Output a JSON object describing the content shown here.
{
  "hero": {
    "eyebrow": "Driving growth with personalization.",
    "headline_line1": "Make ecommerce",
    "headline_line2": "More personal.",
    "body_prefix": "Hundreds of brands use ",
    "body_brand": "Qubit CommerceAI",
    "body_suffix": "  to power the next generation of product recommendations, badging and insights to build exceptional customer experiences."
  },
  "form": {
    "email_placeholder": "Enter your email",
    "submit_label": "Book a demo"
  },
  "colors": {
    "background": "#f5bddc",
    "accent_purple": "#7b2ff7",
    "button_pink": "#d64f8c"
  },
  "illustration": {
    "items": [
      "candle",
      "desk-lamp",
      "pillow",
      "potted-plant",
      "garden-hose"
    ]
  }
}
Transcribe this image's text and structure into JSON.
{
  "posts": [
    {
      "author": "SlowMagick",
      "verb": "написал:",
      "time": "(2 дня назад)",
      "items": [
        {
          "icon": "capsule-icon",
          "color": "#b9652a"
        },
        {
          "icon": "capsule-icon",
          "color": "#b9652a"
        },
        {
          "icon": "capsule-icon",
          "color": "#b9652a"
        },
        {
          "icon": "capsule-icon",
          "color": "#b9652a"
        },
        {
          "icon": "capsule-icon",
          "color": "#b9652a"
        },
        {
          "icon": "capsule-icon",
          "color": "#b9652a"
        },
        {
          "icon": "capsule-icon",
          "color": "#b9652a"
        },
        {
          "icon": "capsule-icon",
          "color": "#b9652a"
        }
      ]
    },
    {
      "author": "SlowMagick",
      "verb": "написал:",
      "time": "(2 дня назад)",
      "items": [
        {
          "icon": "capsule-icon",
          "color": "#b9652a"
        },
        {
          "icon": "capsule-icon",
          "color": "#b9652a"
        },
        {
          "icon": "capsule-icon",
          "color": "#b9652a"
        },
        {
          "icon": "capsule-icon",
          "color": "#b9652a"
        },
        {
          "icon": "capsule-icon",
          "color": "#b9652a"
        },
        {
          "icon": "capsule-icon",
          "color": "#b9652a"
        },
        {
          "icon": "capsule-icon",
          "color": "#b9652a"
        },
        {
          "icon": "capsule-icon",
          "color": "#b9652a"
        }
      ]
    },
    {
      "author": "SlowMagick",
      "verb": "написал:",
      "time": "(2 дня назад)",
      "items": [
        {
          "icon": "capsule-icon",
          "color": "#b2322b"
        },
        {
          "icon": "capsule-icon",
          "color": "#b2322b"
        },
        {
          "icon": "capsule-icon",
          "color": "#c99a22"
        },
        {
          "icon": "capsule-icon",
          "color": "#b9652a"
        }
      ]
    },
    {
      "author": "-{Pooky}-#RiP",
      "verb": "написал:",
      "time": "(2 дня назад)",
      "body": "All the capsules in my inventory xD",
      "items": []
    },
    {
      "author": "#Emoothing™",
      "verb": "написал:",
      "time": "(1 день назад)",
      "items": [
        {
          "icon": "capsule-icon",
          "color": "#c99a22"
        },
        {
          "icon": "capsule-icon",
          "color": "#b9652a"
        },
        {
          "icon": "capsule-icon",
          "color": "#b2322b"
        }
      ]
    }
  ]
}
-.-.-
Write out every record verbatim.

Output a JSON object describing the content shown here.
{
  "hero": {
    "eyebrow": "Driving growth with personalization.",
    "headline_line1": "Make ecommerce",
    "headline_line2": "More personal.",
    "body_prefix": "Hundreds of brands use ",
    "body_brand": "Qubit CommerceAI",
    "body_suffix": "  to power the next generation of product recommendations, badging and insights to build exceptional customer experiences."
  },
  "form": {
    "email_placeholder": "Enter your email",
    "submit_label": "Book a demo"
  },
  "colors": {
    "background": "#f5bddc",
    "accent_purple": "#7b2ff7",
    "button_pink": "#d64f8c"
  },
  "illustration": {
    "items": [
      "candle",
      "desk-lamp",
      "pillow",
      "potted-plant",
      "garden-hose"
    ]
  }
}
Transcribe this image's text and structure into JSON.
{
  "posts": [
    {
      "author": "SlowMagick",
      "verb": "написал:",
      "time": "(2 дня назад)",
      "items": [
        {
          "icon": "capsule-icon",
          "color": "#b9652a"
        },
        {
          "icon": "capsule-icon",
          "color": "#b9652a"
        },
        {
          "icon": "capsule-icon",
          "color": "#b9652a"
        },
        {
          "icon": "capsule-icon",
          "color": "#b9652a"
        },
        {
          "icon": "capsule-icon",
          "color": "#b9652a"
        },
        {
          "icon": "capsule-icon",
          "color": "#b9652a"
        },
        {
          "icon": "capsule-icon",
          "color": "#b9652a"
        },
        {
          "icon": "capsule-icon",
          "color": "#b9652a"
        }
      ]
    },
    {
      "author": "SlowMagick",
      "verb": "написал:",
      "time": "(2 дня назад)",
      "items": [
        {
          "icon": "capsule-icon",
          "color": "#b9652a"
        },
        {
          "icon": "capsule-icon",
          "color": "#b9652a"
        },
        {
          "icon": "capsule-icon",
          "color": "#b9652a"
        },
        {
          "icon": "capsule-icon",
          "color": "#b9652a"
        },
        {
          "icon": "capsule-icon",
          "color": "#b9652a"
        },
        {
          "icon": "capsule-icon",
          "color": "#b9652a"
        },
        {
          "icon": "capsule-icon",
          "color": "#b9652a"
        },
        {
          "icon": "capsule-icon",
          "color": "#b9652a"
        }
      ]
    },
    {
      "author": "SlowMagick",
      "verb": "написал:",
      "time": "(2 дня назад)",
      "items": [
        {
          "icon": "capsule-icon",
          "color": "#b2322b"
        },
        {
          "icon": "capsule-icon",
          "color": "#b2322b"
        },
        {
          "icon": "capsule-icon",
          "color": "#c99a22"
        },
        {
          "icon": "capsule-icon",
          "color": "#b9652a"
        }
      ]
    },
    {
      "author": "-{Pooky}-#RiP",
      "verb": "написал:",
      "time": "(2 дня назад)",
      "body": "All the capsules in my inventory xD",
      "items": []
    },
    {
      "author": "#Emoothing™",
      "verb": "написал:",
      "time": "(1 день назад)",
      "items": [
        {
          "icon": "capsule-icon",
          "color": "#c99a22"
        },
        {
          "icon": "capsule-icon",
          "color": "#b9652a"
        },
        {
          "icon": "capsule-icon",
          "color": "#b2322b"
        }
      ]
    }
  ]
}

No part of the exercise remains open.